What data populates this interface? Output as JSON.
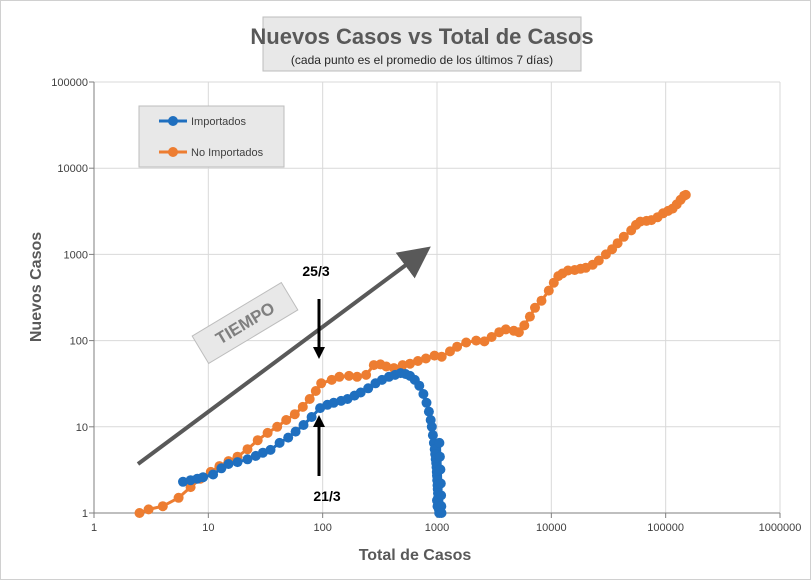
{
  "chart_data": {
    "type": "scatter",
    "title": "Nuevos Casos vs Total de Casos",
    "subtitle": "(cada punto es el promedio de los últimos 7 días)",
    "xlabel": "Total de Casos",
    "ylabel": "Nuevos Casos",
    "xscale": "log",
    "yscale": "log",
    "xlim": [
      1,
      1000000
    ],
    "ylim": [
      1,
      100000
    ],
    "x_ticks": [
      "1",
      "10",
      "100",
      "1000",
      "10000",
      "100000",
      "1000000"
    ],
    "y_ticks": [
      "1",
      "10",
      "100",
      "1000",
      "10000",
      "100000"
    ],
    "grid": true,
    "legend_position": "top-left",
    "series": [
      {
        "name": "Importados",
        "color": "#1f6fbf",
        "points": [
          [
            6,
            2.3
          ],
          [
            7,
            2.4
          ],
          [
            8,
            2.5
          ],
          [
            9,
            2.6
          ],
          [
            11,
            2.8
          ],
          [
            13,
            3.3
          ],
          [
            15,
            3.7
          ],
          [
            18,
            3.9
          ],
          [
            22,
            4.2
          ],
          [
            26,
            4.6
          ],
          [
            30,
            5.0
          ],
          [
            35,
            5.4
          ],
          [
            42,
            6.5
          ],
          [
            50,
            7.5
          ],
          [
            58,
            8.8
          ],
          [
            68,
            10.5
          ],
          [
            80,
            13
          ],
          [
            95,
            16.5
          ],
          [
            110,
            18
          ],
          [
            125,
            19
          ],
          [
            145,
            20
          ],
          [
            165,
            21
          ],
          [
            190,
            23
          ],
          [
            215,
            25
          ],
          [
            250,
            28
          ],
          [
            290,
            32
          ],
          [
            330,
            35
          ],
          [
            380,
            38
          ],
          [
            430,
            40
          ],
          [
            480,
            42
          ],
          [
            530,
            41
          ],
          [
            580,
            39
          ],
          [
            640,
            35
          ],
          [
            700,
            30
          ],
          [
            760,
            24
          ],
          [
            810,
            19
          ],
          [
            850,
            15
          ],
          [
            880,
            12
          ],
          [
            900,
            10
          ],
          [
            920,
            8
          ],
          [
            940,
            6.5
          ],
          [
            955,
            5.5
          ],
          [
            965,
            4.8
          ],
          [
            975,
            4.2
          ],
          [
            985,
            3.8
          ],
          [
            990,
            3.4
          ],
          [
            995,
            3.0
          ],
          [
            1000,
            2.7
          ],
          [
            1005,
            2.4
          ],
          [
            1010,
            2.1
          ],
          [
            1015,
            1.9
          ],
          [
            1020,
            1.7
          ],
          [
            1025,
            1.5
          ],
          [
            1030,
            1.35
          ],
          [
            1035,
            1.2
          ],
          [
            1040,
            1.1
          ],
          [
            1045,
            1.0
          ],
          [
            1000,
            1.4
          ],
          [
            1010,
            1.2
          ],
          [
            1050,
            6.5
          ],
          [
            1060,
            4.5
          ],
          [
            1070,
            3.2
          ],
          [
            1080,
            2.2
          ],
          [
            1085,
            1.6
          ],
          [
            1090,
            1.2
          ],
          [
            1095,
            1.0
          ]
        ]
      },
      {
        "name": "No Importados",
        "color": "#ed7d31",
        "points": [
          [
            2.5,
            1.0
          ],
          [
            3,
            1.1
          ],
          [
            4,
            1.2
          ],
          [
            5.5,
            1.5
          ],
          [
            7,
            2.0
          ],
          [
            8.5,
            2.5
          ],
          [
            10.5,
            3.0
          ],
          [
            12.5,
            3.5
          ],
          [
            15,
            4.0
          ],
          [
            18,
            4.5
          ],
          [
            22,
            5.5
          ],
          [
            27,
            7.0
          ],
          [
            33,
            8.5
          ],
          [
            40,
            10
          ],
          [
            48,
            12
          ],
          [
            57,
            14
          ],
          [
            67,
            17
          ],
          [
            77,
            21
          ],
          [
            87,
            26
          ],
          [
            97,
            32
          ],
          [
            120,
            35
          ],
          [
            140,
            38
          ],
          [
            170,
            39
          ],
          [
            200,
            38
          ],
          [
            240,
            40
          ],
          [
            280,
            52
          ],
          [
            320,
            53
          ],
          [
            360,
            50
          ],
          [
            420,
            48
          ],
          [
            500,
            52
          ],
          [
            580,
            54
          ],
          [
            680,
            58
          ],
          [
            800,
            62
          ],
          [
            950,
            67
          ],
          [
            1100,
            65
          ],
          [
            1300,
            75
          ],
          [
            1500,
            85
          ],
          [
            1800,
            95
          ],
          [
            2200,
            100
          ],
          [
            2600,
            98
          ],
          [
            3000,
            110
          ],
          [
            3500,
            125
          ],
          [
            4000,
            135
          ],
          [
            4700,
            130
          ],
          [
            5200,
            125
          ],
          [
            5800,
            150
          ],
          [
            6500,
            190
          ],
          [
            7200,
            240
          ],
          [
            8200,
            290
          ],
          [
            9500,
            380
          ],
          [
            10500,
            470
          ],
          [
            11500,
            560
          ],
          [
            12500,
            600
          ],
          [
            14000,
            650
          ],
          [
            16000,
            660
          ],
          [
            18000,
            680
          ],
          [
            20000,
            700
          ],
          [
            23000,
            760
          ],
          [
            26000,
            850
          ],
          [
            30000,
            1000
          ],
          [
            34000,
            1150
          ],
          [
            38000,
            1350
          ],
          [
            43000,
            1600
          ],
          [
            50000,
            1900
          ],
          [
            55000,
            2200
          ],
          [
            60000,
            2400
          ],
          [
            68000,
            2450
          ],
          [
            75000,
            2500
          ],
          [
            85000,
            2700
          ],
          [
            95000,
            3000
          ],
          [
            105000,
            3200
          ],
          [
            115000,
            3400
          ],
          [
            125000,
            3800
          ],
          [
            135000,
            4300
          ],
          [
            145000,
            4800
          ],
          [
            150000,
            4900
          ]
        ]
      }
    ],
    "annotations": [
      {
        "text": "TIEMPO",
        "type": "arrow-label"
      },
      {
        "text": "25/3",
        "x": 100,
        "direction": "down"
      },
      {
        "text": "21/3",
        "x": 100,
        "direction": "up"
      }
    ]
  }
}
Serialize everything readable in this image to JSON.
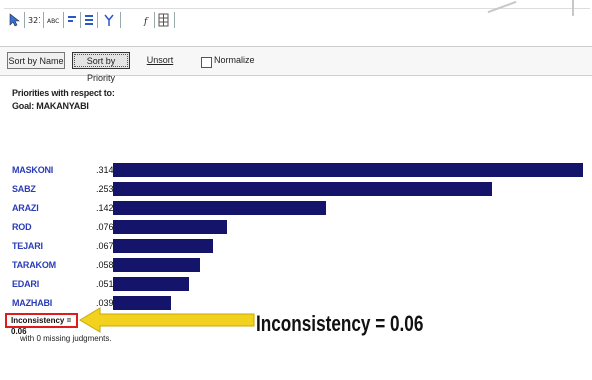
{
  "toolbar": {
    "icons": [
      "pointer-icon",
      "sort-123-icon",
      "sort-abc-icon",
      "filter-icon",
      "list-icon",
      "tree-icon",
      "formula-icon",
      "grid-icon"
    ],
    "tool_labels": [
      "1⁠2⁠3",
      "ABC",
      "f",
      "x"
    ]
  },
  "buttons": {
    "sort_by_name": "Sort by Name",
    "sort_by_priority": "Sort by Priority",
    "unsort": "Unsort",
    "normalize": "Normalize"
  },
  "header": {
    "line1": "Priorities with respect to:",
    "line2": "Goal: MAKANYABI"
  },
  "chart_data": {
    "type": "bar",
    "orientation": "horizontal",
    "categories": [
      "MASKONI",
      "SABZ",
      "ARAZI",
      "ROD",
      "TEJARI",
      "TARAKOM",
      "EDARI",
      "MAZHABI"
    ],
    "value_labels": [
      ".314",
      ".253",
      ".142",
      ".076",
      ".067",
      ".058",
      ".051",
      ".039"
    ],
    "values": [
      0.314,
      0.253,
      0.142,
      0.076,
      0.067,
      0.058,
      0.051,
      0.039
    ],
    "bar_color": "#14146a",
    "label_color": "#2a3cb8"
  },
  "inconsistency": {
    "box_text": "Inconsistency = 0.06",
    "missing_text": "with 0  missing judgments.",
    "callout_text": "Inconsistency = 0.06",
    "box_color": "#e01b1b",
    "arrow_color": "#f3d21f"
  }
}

★ ★ ★ ★ ★

= WHAT YOU WILL DO =
Make an exact copy of all entries above, dropping the images.

= RESPONSE TO THE EXERCISE =
What data populates this interface? Output as JSON.
{
  "chart_data": {
    "type": "scatter",
    "title": "Nuevos Casos vs Total de Casos",
    "subtitle": "(cada punto es el promedio de los últimos 7 días)",
    "xlabel": "Total de Casos",
    "ylabel": "Nuevos Casos",
    "xscale": "log",
    "yscale": "log",
    "xlim": [
      1,
      1000000
    ],
    "ylim": [
      1,
      100000
    ],
    "x_ticks": [
      "1",
      "10",
      "100",
      "1000",
      "10000",
      "100000",
      "1000000"
    ],
    "y_ticks": [
      "1",
      "10",
      "100",
      "1000",
      "10000",
      "100000"
    ],
    "grid": true,
    "legend_position": "top-left",
    "series": [
      {
        "name": "Importados",
        "color": "#1f6fbf",
        "points": [
          [
            6,
            2.3
          ],
          [
            7,
            2.4
          ],
          [
            8,
            2.5
          ],
          [
            9,
            2.6
          ],
          [
            11,
            2.8
          ],
          [
            13,
            3.3
          ],
          [
            15,
            3.7
          ],
          [
            18,
            3.9
          ],
          [
            22,
            4.2
          ],
          [
            26,
            4.6
          ],
          [
            30,
            5.0
          ],
          [
            35,
            5.4
          ],
          [
            42,
            6.5
          ],
          [
            50,
            7.5
          ],
          [
            58,
            8.8
          ],
          [
            68,
            10.5
          ],
          [
            80,
            13
          ],
          [
            95,
            16.5
          ],
          [
            110,
            18
          ],
          [
            125,
            19
          ],
          [
            145,
            20
          ],
          [
            165,
            21
          ],
          [
            190,
            23
          ],
          [
            215,
            25
          ],
          [
            250,
            28
          ],
          [
            290,
            32
          ],
          [
            330,
            35
          ],
          [
            380,
            38
          ],
          [
            430,
            40
          ],
          [
            480,
            42
          ],
          [
            530,
            41
          ],
          [
            580,
            39
          ],
          [
            640,
            35
          ],
          [
            700,
            30
          ],
          [
            760,
            24
          ],
          [
            810,
            19
          ],
          [
            850,
            15
          ],
          [
            880,
            12
          ],
          [
            900,
            10
          ],
          [
            920,
            8
          ],
          [
            940,
            6.5
          ],
          [
            955,
            5.5
          ],
          [
            965,
            4.8
          ],
          [
            975,
            4.2
          ],
          [
            985,
            3.8
          ],
          [
            990,
            3.4
          ],
          [
            995,
            3.0
          ],
          [
            1000,
            2.7
          ],
          [
            1005,
            2.4
          ],
          [
            1010,
            2.1
          ],
          [
            1015,
            1.9
          ],
          [
            1020,
            1.7
          ],
          [
            1025,
            1.5
          ],
          [
            1030,
            1.35
          ],
          [
            1035,
            1.2
          ],
          [
            1040,
            1.1
          ],
          [
            1045,
            1.0
          ],
          [
            1000,
            1.4
          ],
          [
            1010,
            1.2
          ],
          [
            1050,
            6.5
          ],
          [
            1060,
            4.5
          ],
          [
            1070,
            3.2
          ],
          [
            1080,
            2.2
          ],
          [
            1085,
            1.6
          ],
          [
            1090,
            1.2
          ],
          [
            1095,
            1.0
          ]
        ]
      },
      {
        "name": "No Importados",
        "color": "#ed7d31",
        "points": [
          [
            2.5,
            1.0
          ],
          [
            3,
            1.1
          ],
          [
            4,
            1.2
          ],
          [
            5.5,
            1.5
          ],
          [
            7,
            2.0
          ],
          [
            8.5,
            2.5
          ],
          [
            10.5,
            3.0
          ],
          [
            12.5,
            3.5
          ],
          [
            15,
            4.0
          ],
          [
            18,
            4.5
          ],
          [
            22,
            5.5
          ],
          [
            27,
            7.0
          ],
          [
            33,
            8.5
          ],
          [
            40,
            10
          ],
          [
            48,
            12
          ],
          [
            57,
            14
          ],
          [
            67,
            17
          ],
          [
            77,
            21
          ],
          [
            87,
            26
          ],
          [
            97,
            32
          ],
          [
            120,
            35
          ],
          [
            140,
            38
          ],
          [
            170,
            39
          ],
          [
            200,
            38
          ],
          [
            240,
            40
          ],
          [
            280,
            52
          ],
          [
            320,
            53
          ],
          [
            360,
            50
          ],
          [
            420,
            48
          ],
          [
            500,
            52
          ],
          [
            580,
            54
          ],
          [
            680,
            58
          ],
          [
            800,
            62
          ],
          [
            950,
            67
          ],
          [
            1100,
            65
          ],
          [
            1300,
            75
          ],
          [
            1500,
            85
          ],
          [
            1800,
            95
          ],
          [
            2200,
            100
          ],
          [
            2600,
            98
          ],
          [
            3000,
            110
          ],
          [
            3500,
            125
          ],
          [
            4000,
            135
          ],
          [
            4700,
            130
          ],
          [
            5200,
            125
          ],
          [
            5800,
            150
          ],
          [
            6500,
            190
          ],
          [
            7200,
            240
          ],
          [
            8200,
            290
          ],
          [
            9500,
            380
          ],
          [
            10500,
            470
          ],
          [
            11500,
            560
          ],
          [
            12500,
            600
          ],
          [
            14000,
            650
          ],
          [
            16000,
            660
          ],
          [
            18000,
            680
          ],
          [
            20000,
            700
          ],
          [
            23000,
            760
          ],
          [
            26000,
            850
          ],
          [
            30000,
            1000
          ],
          [
            34000,
            1150
          ],
          [
            38000,
            1350
          ],
          [
            43000,
            1600
          ],
          [
            50000,
            1900
          ],
          [
            55000,
            2200
          ],
          [
            60000,
            2400
          ],
          [
            68000,
            2450
          ],
          [
            75000,
            2500
          ],
          [
            85000,
            2700
          ],
          [
            95000,
            3000
          ],
          [
            105000,
            3200
          ],
          [
            115000,
            3400
          ],
          [
            125000,
            3800
          ],
          [
            135000,
            4300
          ],
          [
            145000,
            4800
          ],
          [
            150000,
            4900
          ]
        ]
      }
    ],
    "annotations": [
      {
        "text": "TIEMPO",
        "type": "arrow-label"
      },
      {
        "text": "25/3",
        "x": 100,
        "direction": "down"
      },
      {
        "text": "21/3",
        "x": 100,
        "direction": "up"
      }
    ]
  }
}
Serialize everything readable in this image to JSON.
{
  "toolbar": {
    "icons": [
      "pointer-icon",
      "sort-123-icon",
      "sort-abc-icon",
      "filter-icon",
      "list-icon",
      "tree-icon",
      "formula-icon",
      "grid-icon"
    ],
    "tool_labels": [
      "1⁠2⁠3",
      "ABC",
      "f",
      "x"
    ]
  },
  "buttons": {
    "sort_by_name": "Sort by Name",
    "sort_by_priority": "Sort by Priority",
    "unsort": "Unsort",
    "normalize": "Normalize"
  },
  "header": {
    "line1": "Priorities with respect to:",
    "line2": "Goal: MAKANYABI"
  },
  "chart_data": {
    "type": "bar",
    "orientation": "horizontal",
    "categories": [
      "MASKONI",
      "SABZ",
      "ARAZI",
      "ROD",
      "TEJARI",
      "TARAKOM",
      "EDARI",
      "MAZHABI"
    ],
    "value_labels": [
      ".314",
      ".253",
      ".142",
      ".076",
      ".067",
      ".058",
      ".051",
      ".039"
    ],
    "values": [
      0.314,
      0.253,
      0.142,
      0.076,
      0.067,
      0.058,
      0.051,
      0.039
    ],
    "bar_color": "#14146a",
    "label_color": "#2a3cb8"
  },
  "inconsistency": {
    "box_text": "Inconsistency = 0.06",
    "missing_text": "with 0  missing judgments.",
    "callout_text": "Inconsistency = 0.06",
    "box_color": "#e01b1b",
    "arrow_color": "#f3d21f"
  }
}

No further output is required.